* START Provided data *

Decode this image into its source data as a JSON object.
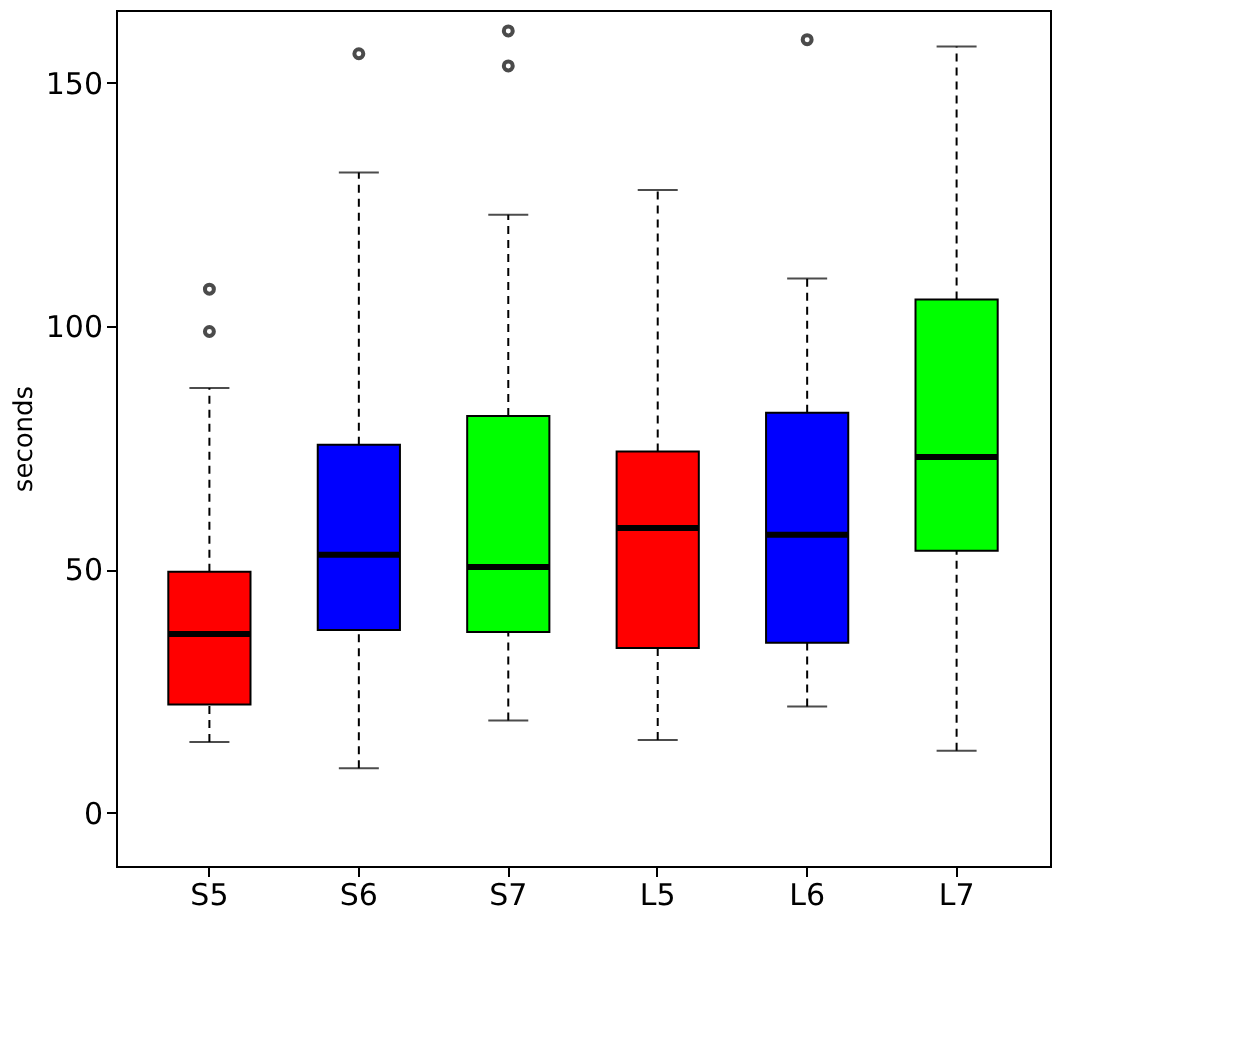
{
  "chart_data": {
    "type": "box",
    "ylabel": "seconds",
    "categories": [
      "S5",
      "S6",
      "S7",
      "L5",
      "L6",
      "L7"
    ],
    "colors": [
      "#ff0000",
      "#0000ff",
      "#00ff00",
      "#ff0000",
      "#0000ff",
      "#00ff00"
    ],
    "boxes": [
      {
        "low": 14.5,
        "q1": 22.2,
        "median": 36.7,
        "q3": 49.5,
        "high": 87.3,
        "outliers": [
          107.6,
          98.9
        ]
      },
      {
        "low": 9.1,
        "q1": 37.5,
        "median": 53,
        "q3": 75.6,
        "high": 131.6,
        "outliers": [
          156
        ]
      },
      {
        "low": 18.9,
        "q1": 37.1,
        "median": 50.5,
        "q3": 81.5,
        "high": 122.9,
        "outliers": [
          160.7,
          153.5
        ]
      },
      {
        "low": 14.9,
        "q1": 33.8,
        "median": 58.5,
        "q3": 74.2,
        "high": 128
      },
      {
        "low": 21.8,
        "q1": 34.9,
        "median": 57.1,
        "q3": 82.2,
        "high": 109.8,
        "outliers": [
          158.9
        ]
      },
      {
        "low": 12.7,
        "q1": 53.8,
        "median": 73.1,
        "q3": 105.5,
        "high": 157.5
      }
    ],
    "ylim": [
      -11,
      165
    ],
    "yticks": [
      0,
      50,
      100,
      150
    ],
    "grid": false,
    "line_style": "dashed",
    "legend": false
  }
}
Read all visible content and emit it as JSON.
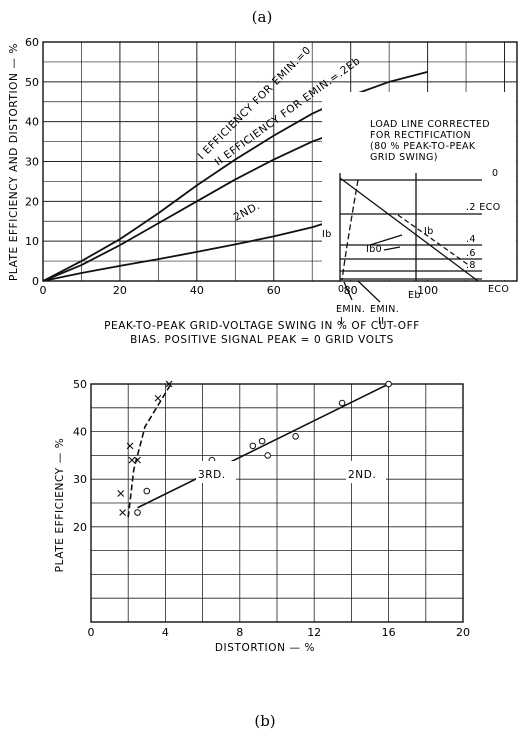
{
  "chart_data": [
    {
      "panel_label": "(a)",
      "type": "line",
      "ylabel": "PLATE EFFICIENCY AND DISTORTION — %",
      "xlabel_line1": "PEAK-TO-PEAK GRID-VOLTAGE SWING IN % OF CUT-OFF",
      "xlabel_line2": "BIAS. POSITIVE SIGNAL PEAK = 0 GRID VOLTS",
      "xlim": [
        0,
        100
      ],
      "ylim": [
        0,
        60
      ],
      "x_ticks": [
        "0",
        "20",
        "40",
        "60",
        "80",
        "100"
      ],
      "y_ticks": [
        "0",
        "10",
        "20",
        "30",
        "40",
        "50",
        "60"
      ],
      "grid": true,
      "series": [
        {
          "name": "I EFFICIENCY FOR EMIN.=0",
          "x": [
            0,
            10,
            20,
            30,
            40,
            50,
            60,
            70,
            80,
            90,
            100
          ],
          "y": [
            0,
            5,
            10.5,
            17,
            24,
            30.5,
            36.5,
            42,
            46.5,
            50,
            52.5
          ]
        },
        {
          "name": "II EFFICIENCY FOR EMIN.=.2Eb",
          "x": [
            0,
            10,
            20,
            30,
            40,
            50,
            60,
            70,
            80,
            90,
            100
          ],
          "y": [
            0,
            4,
            9,
            14.5,
            20,
            25.5,
            30.5,
            35,
            38.5,
            41,
            43
          ]
        },
        {
          "name": "2ND.",
          "x": [
            0,
            10,
            20,
            30,
            40,
            50,
            60,
            70,
            80,
            90,
            100
          ],
          "y": [
            0,
            2,
            3.8,
            5.5,
            7.3,
            9.2,
            11.2,
            13.5,
            16.5,
            20,
            24.5
          ]
        }
      ],
      "inset": {
        "title_lines": [
          "LOAD LINE CORRECTED",
          "FOR RECTIFICATION",
          "(80 % PEAK-TO-PEAK",
          "GRID SWING)"
        ],
        "curve_labels": [
          "0",
          ".2 ECO",
          ".4",
          ".6",
          ".8",
          "ECO"
        ],
        "labels": {
          "ib_axis": "Ib",
          "ib": "Ib",
          "ib0": "Ib0",
          "origin": "0",
          "eb": "Eb",
          "emin1_name": "EMIN.",
          "emin1_num": "I",
          "emin2_name": "EMIN.",
          "emin2_num": "II"
        }
      }
    },
    {
      "panel_label": "(b)",
      "type": "scatter",
      "ylabel": "PLATE EFFICIENCY — %",
      "xlabel": "DISTORTION — %",
      "xlim": [
        0,
        20
      ],
      "ylim": [
        0,
        50
      ],
      "x_ticks": [
        "0",
        "4",
        "8",
        "12",
        "16",
        "20"
      ],
      "y_ticks": [
        "20",
        "30",
        "40",
        "50"
      ],
      "grid": true,
      "series": [
        {
          "name": "2ND.",
          "marker": "o",
          "points": [
            [
              2.5,
              23
            ],
            [
              3,
              27.5
            ],
            [
              6.5,
              34
            ],
            [
              8.7,
              37
            ],
            [
              9.2,
              38
            ],
            [
              9.5,
              35
            ],
            [
              11,
              39
            ],
            [
              13.5,
              46
            ],
            [
              16,
              50
            ]
          ],
          "fit_line": [
            [
              2.5,
              24
            ],
            [
              16,
              50
            ]
          ]
        },
        {
          "name": "3RD.",
          "marker": "x",
          "points": [
            [
              1.6,
              27
            ],
            [
              1.7,
              23
            ],
            [
              2.1,
              37
            ],
            [
              2.2,
              34
            ],
            [
              2.5,
              34
            ],
            [
              3.6,
              47
            ],
            [
              4.2,
              50
            ]
          ],
          "fit_line": [
            [
              2,
              22
            ],
            [
              2.3,
              32
            ],
            [
              2.9,
              41
            ],
            [
              4.3,
              50
            ]
          ]
        }
      ]
    }
  ]
}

* END Provided data *

Written request: Nothing but the pictures may be dropped; output the records above exactly.

Solution to the exercise:
Decode this image into its source data as a JSON object.
{
  "chart_data": {
    "type": "box",
    "ylabel": "seconds",
    "categories": [
      "S5",
      "S6",
      "S7",
      "L5",
      "L6",
      "L7"
    ],
    "colors": [
      "#ff0000",
      "#0000ff",
      "#00ff00",
      "#ff0000",
      "#0000ff",
      "#00ff00"
    ],
    "boxes": [
      {
        "low": 14.5,
        "q1": 22.2,
        "median": 36.7,
        "q3": 49.5,
        "high": 87.3,
        "outliers": [
          107.6,
          98.9
        ]
      },
      {
        "low": 9.1,
        "q1": 37.5,
        "median": 53,
        "q3": 75.6,
        "high": 131.6,
        "outliers": [
          156
        ]
      },
      {
        "low": 18.9,
        "q1": 37.1,
        "median": 50.5,
        "q3": 81.5,
        "high": 122.9,
        "outliers": [
          160.7,
          153.5
        ]
      },
      {
        "low": 14.9,
        "q1": 33.8,
        "median": 58.5,
        "q3": 74.2,
        "high": 128
      },
      {
        "low": 21.8,
        "q1": 34.9,
        "median": 57.1,
        "q3": 82.2,
        "high": 109.8,
        "outliers": [
          158.9
        ]
      },
      {
        "low": 12.7,
        "q1": 53.8,
        "median": 73.1,
        "q3": 105.5,
        "high": 157.5
      }
    ],
    "ylim": [
      -11,
      165
    ],
    "yticks": [
      0,
      50,
      100,
      150
    ],
    "grid": false,
    "line_style": "dashed",
    "legend": false
  }
}
Read all visible content and emit it as JSON.
{
  "chart_data": [
    {
      "panel_label": "(a)",
      "type": "line",
      "ylabel": "PLATE EFFICIENCY AND DISTORTION — %",
      "xlabel_line1": "PEAK-TO-PEAK GRID-VOLTAGE SWING IN % OF CUT-OFF",
      "xlabel_line2": "BIAS. POSITIVE SIGNAL PEAK = 0 GRID VOLTS",
      "xlim": [
        0,
        100
      ],
      "ylim": [
        0,
        60
      ],
      "x_ticks": [
        "0",
        "20",
        "40",
        "60",
        "80",
        "100"
      ],
      "y_ticks": [
        "0",
        "10",
        "20",
        "30",
        "40",
        "50",
        "60"
      ],
      "grid": true,
      "series": [
        {
          "name": "I EFFICIENCY FOR EMIN.=0",
          "x": [
            0,
            10,
            20,
            30,
            40,
            50,
            60,
            70,
            80,
            90,
            100
          ],
          "y": [
            0,
            5,
            10.5,
            17,
            24,
            30.5,
            36.5,
            42,
            46.5,
            50,
            52.5
          ]
        },
        {
          "name": "II EFFICIENCY FOR EMIN.=.2Eb",
          "x": [
            0,
            10,
            20,
            30,
            40,
            50,
            60,
            70,
            80,
            90,
            100
          ],
          "y": [
            0,
            4,
            9,
            14.5,
            20,
            25.5,
            30.5,
            35,
            38.5,
            41,
            43
          ]
        },
        {
          "name": "2ND.",
          "x": [
            0,
            10,
            20,
            30,
            40,
            50,
            60,
            70,
            80,
            90,
            100
          ],
          "y": [
            0,
            2,
            3.8,
            5.5,
            7.3,
            9.2,
            11.2,
            13.5,
            16.5,
            20,
            24.5
          ]
        }
      ],
      "inset": {
        "title_lines": [
          "LOAD LINE CORRECTED",
          "FOR RECTIFICATION",
          "(80 % PEAK-TO-PEAK",
          "GRID SWING)"
        ],
        "curve_labels": [
          "0",
          ".2 ECO",
          ".4",
          ".6",
          ".8",
          "ECO"
        ],
        "labels": {
          "ib_axis": "Ib",
          "ib": "Ib",
          "ib0": "Ib0",
          "origin": "0",
          "eb": "Eb",
          "emin1_name": "EMIN.",
          "emin1_num": "I",
          "emin2_name": "EMIN.",
          "emin2_num": "II"
        }
      }
    },
    {
      "panel_label": "(b)",
      "type": "scatter",
      "ylabel": "PLATE EFFICIENCY — %",
      "xlabel": "DISTORTION — %",
      "xlim": [
        0,
        20
      ],
      "ylim": [
        0,
        50
      ],
      "x_ticks": [
        "0",
        "4",
        "8",
        "12",
        "16",
        "20"
      ],
      "y_ticks": [
        "20",
        "30",
        "40",
        "50"
      ],
      "grid": true,
      "series": [
        {
          "name": "2ND.",
          "marker": "o",
          "points": [
            [
              2.5,
              23
            ],
            [
              3,
              27.5
            ],
            [
              6.5,
              34
            ],
            [
              8.7,
              37
            ],
            [
              9.2,
              38
            ],
            [
              9.5,
              35
            ],
            [
              11,
              39
            ],
            [
              13.5,
              46
            ],
            [
              16,
              50
            ]
          ],
          "fit_line": [
            [
              2.5,
              24
            ],
            [
              16,
              50
            ]
          ]
        },
        {
          "name": "3RD.",
          "marker": "x",
          "points": [
            [
              1.6,
              27
            ],
            [
              1.7,
              23
            ],
            [
              2.1,
              37
            ],
            [
              2.2,
              34
            ],
            [
              2.5,
              34
            ],
            [
              3.6,
              47
            ],
            [
              4.2,
              50
            ]
          ],
          "fit_line": [
            [
              2,
              22
            ],
            [
              2.3,
              32
            ],
            [
              2.9,
              41
            ],
            [
              4.3,
              50
            ]
          ]
        }
      ]
    }
  ]
}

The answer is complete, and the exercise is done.